▶ **STATED GOAL**
Copy the entries character for character, starting at the very first line and ending after the line that contains "b109-use: 住宅 <box>426 290 446 303</box>".

(Region boundary data)
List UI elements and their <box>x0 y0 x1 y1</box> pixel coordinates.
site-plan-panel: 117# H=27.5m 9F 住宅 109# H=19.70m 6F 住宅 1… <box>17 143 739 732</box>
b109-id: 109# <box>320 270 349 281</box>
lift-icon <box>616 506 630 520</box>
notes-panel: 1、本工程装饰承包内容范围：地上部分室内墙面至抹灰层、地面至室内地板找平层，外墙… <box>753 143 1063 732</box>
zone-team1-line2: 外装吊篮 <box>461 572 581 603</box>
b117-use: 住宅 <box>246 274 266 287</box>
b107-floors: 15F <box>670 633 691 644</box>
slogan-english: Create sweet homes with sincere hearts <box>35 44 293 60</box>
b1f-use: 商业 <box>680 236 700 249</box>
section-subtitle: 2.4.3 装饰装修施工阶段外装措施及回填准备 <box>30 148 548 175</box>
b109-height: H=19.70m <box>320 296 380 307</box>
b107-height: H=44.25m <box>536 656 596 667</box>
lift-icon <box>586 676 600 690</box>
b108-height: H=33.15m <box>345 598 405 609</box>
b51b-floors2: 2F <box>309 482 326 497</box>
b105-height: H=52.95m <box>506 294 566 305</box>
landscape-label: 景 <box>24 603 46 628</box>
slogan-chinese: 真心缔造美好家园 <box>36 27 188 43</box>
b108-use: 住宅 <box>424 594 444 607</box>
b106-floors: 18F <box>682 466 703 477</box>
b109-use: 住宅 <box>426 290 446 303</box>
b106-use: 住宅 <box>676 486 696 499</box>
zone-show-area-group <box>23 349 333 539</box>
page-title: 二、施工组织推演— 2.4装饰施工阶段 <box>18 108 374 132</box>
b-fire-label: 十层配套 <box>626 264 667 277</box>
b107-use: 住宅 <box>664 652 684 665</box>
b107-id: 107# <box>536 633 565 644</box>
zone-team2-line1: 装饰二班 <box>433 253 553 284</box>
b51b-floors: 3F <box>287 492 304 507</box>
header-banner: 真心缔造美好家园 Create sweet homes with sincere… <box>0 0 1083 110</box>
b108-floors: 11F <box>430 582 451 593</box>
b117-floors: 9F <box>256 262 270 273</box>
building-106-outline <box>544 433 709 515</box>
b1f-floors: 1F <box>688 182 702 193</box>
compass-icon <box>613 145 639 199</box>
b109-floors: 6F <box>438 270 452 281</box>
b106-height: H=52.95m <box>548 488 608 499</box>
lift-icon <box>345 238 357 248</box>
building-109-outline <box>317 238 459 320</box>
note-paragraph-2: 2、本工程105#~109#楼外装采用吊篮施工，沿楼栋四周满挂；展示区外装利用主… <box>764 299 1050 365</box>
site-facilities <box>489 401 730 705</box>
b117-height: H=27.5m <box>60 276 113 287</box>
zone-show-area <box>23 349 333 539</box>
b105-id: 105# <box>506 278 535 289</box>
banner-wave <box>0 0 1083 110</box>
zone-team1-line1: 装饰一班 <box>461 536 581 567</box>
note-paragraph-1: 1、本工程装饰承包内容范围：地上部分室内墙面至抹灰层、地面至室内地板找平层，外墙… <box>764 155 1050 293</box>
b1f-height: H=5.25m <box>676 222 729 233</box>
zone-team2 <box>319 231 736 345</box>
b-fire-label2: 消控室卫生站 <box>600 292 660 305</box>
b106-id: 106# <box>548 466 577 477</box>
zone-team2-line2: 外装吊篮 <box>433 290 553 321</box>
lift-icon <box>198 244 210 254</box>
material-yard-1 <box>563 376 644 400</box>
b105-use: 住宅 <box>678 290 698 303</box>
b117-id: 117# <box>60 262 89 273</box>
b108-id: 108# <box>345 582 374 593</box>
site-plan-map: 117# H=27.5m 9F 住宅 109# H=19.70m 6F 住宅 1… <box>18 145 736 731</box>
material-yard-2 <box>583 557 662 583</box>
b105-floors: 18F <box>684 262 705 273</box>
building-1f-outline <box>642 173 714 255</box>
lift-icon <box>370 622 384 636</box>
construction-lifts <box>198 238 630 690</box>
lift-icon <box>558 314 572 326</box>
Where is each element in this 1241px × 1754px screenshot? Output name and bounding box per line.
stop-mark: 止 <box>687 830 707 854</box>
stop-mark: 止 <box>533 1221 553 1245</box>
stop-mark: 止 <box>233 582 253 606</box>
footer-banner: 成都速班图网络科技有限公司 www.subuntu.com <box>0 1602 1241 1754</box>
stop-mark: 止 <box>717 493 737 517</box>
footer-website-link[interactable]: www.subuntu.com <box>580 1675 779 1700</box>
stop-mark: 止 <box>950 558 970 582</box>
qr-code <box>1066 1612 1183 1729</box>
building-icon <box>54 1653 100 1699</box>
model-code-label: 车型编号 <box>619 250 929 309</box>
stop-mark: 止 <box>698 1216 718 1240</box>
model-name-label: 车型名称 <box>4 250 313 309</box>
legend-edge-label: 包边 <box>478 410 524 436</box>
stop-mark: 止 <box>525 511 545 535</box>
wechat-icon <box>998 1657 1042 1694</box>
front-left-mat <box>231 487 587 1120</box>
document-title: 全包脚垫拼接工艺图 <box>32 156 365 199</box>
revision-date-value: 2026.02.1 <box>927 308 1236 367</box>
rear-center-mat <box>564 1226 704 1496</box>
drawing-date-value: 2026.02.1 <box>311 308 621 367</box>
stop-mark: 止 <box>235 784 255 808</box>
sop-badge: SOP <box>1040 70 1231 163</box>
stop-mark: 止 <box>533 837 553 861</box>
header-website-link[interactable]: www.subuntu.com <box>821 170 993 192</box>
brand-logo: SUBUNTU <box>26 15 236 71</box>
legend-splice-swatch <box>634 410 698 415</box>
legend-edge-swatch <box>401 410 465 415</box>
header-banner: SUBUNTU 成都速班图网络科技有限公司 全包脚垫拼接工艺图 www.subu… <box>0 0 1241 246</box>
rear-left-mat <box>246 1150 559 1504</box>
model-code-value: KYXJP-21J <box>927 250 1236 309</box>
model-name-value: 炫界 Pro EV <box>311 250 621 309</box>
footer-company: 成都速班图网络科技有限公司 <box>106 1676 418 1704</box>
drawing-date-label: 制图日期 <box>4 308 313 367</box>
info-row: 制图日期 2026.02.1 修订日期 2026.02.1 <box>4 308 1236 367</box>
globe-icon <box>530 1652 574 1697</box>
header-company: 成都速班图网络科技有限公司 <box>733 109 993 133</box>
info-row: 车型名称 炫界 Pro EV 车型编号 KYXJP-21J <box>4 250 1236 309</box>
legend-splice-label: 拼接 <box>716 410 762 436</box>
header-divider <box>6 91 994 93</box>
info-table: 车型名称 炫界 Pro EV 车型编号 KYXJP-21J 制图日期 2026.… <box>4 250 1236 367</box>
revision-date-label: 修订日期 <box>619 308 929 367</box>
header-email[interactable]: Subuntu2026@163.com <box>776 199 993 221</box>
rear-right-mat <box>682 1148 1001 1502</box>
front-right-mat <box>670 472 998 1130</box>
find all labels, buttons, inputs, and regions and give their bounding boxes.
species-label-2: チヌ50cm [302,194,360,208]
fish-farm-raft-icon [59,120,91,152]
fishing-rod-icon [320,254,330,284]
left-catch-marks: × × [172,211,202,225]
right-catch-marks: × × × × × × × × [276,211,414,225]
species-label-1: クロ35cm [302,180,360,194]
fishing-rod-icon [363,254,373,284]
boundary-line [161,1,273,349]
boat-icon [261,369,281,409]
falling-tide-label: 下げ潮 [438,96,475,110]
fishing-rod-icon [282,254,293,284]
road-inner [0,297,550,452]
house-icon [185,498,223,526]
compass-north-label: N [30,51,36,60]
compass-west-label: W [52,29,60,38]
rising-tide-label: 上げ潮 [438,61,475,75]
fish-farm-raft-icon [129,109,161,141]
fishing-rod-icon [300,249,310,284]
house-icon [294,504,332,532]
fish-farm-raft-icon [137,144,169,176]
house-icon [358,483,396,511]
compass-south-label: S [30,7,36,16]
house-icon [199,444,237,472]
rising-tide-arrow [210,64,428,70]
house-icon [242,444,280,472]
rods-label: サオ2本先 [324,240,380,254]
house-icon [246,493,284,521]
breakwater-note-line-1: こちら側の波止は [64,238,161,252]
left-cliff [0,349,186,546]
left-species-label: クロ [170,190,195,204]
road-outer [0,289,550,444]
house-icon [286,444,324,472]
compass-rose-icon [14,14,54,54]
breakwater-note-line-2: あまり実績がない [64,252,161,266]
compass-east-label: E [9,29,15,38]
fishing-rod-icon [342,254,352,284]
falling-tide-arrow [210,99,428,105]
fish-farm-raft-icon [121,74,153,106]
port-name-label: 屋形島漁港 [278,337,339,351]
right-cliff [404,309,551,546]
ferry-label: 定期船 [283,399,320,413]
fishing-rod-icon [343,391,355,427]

▶ **THE COMPLETED TASK**
List UI elements and their <box>x0 y0 x1 y1</box> pixel coordinates.
site-plan-panel: 117# H=27.5m 9F 住宅 109# H=19.70m 6F 住宅 1… <box>17 143 739 732</box>
b109-id: 109# <box>320 270 349 281</box>
lift-icon <box>616 506 630 520</box>
notes-panel: 1、本工程装饰承包内容范围：地上部分室内墙面至抹灰层、地面至室内地板找平层，外墙… <box>753 143 1063 732</box>
zone-team1-line2: 外装吊篮 <box>461 572 581 603</box>
b117-use: 住宅 <box>246 274 266 287</box>
b107-floors: 15F <box>670 633 691 644</box>
slogan-english: Create sweet homes with sincere hearts <box>35 44 293 60</box>
b1f-use: 商业 <box>680 236 700 249</box>
section-subtitle: 2.4.3 装饰装修施工阶段外装措施及回填准备 <box>30 148 548 175</box>
b109-height: H=19.70m <box>320 296 380 307</box>
b107-height: H=44.25m <box>536 656 596 667</box>
lift-icon <box>586 676 600 690</box>
b108-height: H=33.15m <box>345 598 405 609</box>
b51b-floors2: 2F <box>309 482 326 497</box>
b105-height: H=52.95m <box>506 294 566 305</box>
landscape-label: 景 <box>24 603 46 628</box>
slogan-chinese: 真心缔造美好家园 <box>36 27 188 43</box>
b108-use: 住宅 <box>424 594 444 607</box>
b106-floors: 18F <box>682 466 703 477</box>
b109-use: 住宅 <box>426 290 446 303</box>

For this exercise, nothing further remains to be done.